DIRECTION: Write out the records below once more, exactly as they stand.

═══ MATERIALS PROVIDED

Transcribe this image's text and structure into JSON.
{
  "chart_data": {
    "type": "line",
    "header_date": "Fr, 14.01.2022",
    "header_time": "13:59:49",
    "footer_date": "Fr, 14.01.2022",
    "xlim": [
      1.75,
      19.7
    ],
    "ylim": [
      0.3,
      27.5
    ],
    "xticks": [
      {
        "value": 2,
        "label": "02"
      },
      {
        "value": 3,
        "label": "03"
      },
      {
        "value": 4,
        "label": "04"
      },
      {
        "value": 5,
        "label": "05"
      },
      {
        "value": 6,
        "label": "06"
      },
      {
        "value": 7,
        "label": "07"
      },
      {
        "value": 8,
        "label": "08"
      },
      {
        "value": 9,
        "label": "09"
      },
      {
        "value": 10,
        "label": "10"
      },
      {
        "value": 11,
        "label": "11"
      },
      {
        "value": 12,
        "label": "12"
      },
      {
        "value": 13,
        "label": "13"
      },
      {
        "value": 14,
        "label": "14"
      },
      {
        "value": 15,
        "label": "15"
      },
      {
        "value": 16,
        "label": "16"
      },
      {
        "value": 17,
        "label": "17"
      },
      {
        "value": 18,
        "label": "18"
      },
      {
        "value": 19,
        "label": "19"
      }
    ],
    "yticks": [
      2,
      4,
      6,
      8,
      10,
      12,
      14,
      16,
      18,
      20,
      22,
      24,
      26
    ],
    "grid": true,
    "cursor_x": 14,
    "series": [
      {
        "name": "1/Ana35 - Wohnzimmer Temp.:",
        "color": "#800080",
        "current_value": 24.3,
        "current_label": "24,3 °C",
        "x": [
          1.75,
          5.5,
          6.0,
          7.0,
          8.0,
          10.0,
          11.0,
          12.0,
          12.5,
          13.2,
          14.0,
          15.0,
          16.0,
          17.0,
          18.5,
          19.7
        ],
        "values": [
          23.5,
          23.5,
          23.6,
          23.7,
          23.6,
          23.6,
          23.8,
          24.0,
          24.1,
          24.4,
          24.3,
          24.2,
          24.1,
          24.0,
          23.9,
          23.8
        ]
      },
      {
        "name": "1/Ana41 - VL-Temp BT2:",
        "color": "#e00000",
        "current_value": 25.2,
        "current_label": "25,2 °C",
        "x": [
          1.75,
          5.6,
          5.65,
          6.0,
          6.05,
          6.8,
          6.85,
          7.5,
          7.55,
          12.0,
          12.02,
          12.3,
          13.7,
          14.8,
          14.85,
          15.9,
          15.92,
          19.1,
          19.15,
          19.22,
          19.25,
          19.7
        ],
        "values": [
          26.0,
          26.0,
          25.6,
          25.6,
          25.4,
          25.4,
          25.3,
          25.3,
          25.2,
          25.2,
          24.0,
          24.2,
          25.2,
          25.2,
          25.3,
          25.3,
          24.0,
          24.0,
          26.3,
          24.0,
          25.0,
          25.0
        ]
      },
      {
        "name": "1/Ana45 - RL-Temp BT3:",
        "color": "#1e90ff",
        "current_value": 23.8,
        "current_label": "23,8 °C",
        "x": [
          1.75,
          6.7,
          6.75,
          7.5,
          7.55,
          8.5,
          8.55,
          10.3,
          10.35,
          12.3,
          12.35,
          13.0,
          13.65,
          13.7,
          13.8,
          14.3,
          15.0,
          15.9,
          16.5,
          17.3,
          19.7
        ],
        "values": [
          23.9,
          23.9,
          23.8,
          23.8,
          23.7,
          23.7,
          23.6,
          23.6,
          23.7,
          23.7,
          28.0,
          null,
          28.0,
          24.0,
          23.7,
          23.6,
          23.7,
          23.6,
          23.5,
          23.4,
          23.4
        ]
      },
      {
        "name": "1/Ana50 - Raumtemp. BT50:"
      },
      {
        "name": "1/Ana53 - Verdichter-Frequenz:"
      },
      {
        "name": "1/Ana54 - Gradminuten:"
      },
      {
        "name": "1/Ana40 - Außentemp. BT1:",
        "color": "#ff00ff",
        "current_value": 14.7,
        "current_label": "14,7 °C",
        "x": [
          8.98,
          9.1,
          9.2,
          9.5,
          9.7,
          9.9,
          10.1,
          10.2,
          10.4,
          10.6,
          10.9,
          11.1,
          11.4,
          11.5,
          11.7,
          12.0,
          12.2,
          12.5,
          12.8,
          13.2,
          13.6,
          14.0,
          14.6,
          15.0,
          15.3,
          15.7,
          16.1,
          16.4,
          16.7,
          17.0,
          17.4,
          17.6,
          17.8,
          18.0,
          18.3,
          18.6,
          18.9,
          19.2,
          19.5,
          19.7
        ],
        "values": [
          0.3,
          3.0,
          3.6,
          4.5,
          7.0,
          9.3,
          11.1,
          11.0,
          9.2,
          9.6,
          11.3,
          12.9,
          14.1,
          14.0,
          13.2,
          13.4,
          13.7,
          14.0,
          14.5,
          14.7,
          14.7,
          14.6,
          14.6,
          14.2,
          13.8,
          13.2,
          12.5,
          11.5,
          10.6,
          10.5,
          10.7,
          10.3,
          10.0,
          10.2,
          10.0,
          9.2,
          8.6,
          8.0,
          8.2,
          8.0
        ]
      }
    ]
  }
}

══════

TASK OUTPUT:
Transcribe this image's text and structure into JSON.
{
  "chart_data": {
    "type": "line",
    "header_date": "Fr, 14.01.2022",
    "header_time": "13:59:49",
    "footer_date": "Fr, 14.01.2022",
    "xlim": [
      1.75,
      19.7
    ],
    "ylim": [
      0.3,
      27.5
    ],
    "xticks": [
      {
        "value": 2,
        "label": "02"
      },
      {
        "value": 3,
        "label": "03"
      },
      {
        "value": 4,
        "label": "04"
      },
      {
        "value": 5,
        "label": "05"
      },
      {
        "value": 6,
        "label": "06"
      },
      {
        "value": 7,
        "label": "07"
      },
      {
        "value": 8,
        "label": "08"
      },
      {
        "value": 9,
        "label": "09"
      },
      {
        "value": 10,
        "label": "10"
      },
      {
        "value": 11,
        "label": "11"
      },
      {
        "value": 12,
        "label": "12"
      },
      {
        "value": 13,
        "label": "13"
      },
      {
        "value": 14,
        "label": "14"
      },
      {
        "value": 15,
        "label": "15"
      },
      {
        "value": 16,
        "label": "16"
      },
      {
        "value": 17,
        "label": "17"
      },
      {
        "value": 18,
        "label": "18"
      },
      {
        "value": 19,
        "label": "19"
      }
    ],
    "yticks": [
      2,
      4,
      6,
      8,
      10,
      12,
      14,
      16,
      18,
      20,
      22,
      24,
      26
    ],
    "grid": true,
    "cursor_x": 14,
    "series": [
      {
        "name": "1/Ana35 - Wohnzimmer Temp.:",
        "color": "#800080",
        "current_value": 24.3,
        "current_label": "24,3 °C",
        "x": [
          1.75,
          5.5,
          6.0,
          7.0,
          8.0,
          10.0,
          11.0,
          12.0,
          12.5,
          13.2,
          14.0,
          15.0,
          16.0,
          17.0,
          18.5,
          19.7
        ],
        "values": [
          23.5,
          23.5,
          23.6,
          23.7,
          23.6,
          23.6,
          23.8,
          24.0,
          24.1,
          24.4,
          24.3,
          24.2,
          24.1,
          24.0,
          23.9,
          23.8
        ]
      },
      {
        "name": "1/Ana41 - VL-Temp BT2:",
        "color": "#e00000",
        "current_value": 25.2,
        "current_label": "25,2 °C",
        "x": [
          1.75,
          5.6,
          5.65,
          6.0,
          6.05,
          6.8,
          6.85,
          7.5,
          7.55,
          12.0,
          12.02,
          12.3,
          13.7,
          14.8,
          14.85,
          15.9,
          15.92,
          19.1,
          19.15,
          19.22,
          19.25,
          19.7
        ],
        "values": [
          26.0,
          26.0,
          25.6,
          25.6,
          25.4,
          25.4,
          25.3,
          25.3,
          25.2,
          25.2,
          24.0,
          24.2,
          25.2,
          25.2,
          25.3,
          25.3,
          24.0,
          24.0,
          26.3,
          24.0,
          25.0,
          25.0
        ]
      },
      {
        "name": "1/Ana45 - RL-Temp BT3:",
        "color": "#1e90ff",
        "current_value": 23.8,
        "current_label": "23,8 °C",
        "x": [
          1.75,
          6.7,
          6.75,
          7.5,
          7.55,
          8.5,
          8.55,
          10.3,
          10.35,
          12.3,
          12.35,
          13.0,
          13.65,
          13.7,
          13.8,
          14.3,
          15.0,
          15.9,
          16.5,
          17.3,
          19.7
        ],
        "values": [
          23.9,
          23.9,
          23.8,
          23.8,
          23.7,
          23.7,
          23.6,
          23.6,
          23.7,
          23.7,
          28.0,
          null,
          28.0,
          24.0,
          23.7,
          23.6,
          23.7,
          23.6,
          23.5,
          23.4,
          23.4
        ]
      },
      {
        "name": "1/Ana50 - Raumtemp. BT50:"
      },
      {
        "name": "1/Ana53 - Verdichter-Frequenz:"
      },
      {
        "name": "1/Ana54 - Gradminuten:"
      },
      {
        "name": "1/Ana40 - Außentemp. BT1:",
        "color": "#ff00ff",
        "current_value": 14.7,
        "current_label": "14,7 °C",
        "x": [
          8.98,
          9.1,
          9.2,
          9.5,
          9.7,
          9.9,
          10.1,
          10.2,
          10.4,
          10.6,
          10.9,
          11.1,
          11.4,
          11.5,
          11.7,
          12.0,
          12.2,
          12.5,
          12.8,
          13.2,
          13.6,
          14.0,
          14.6,
          15.0,
          15.3,
          15.7,
          16.1,
          16.4,
          16.7,
          17.0,
          17.4,
          17.6,
          17.8,
          18.0,
          18.3,
          18.6,
          18.9,
          19.2,
          19.5,
          19.7
        ],
        "values": [
          0.3,
          3.0,
          3.6,
          4.5,
          7.0,
          9.3,
          11.1,
          11.0,
          9.2,
          9.6,
          11.3,
          12.9,
          14.1,
          14.0,
          13.2,
          13.4,
          13.7,
          14.0,
          14.5,
          14.7,
          14.7,
          14.6,
          14.6,
          14.2,
          13.8,
          13.2,
          12.5,
          11.5,
          10.6,
          10.5,
          10.7,
          10.3,
          10.0,
          10.2,
          10.0,
          9.2,
          8.6,
          8.0,
          8.2,
          8.0
        ]
      }
    ]
  }
}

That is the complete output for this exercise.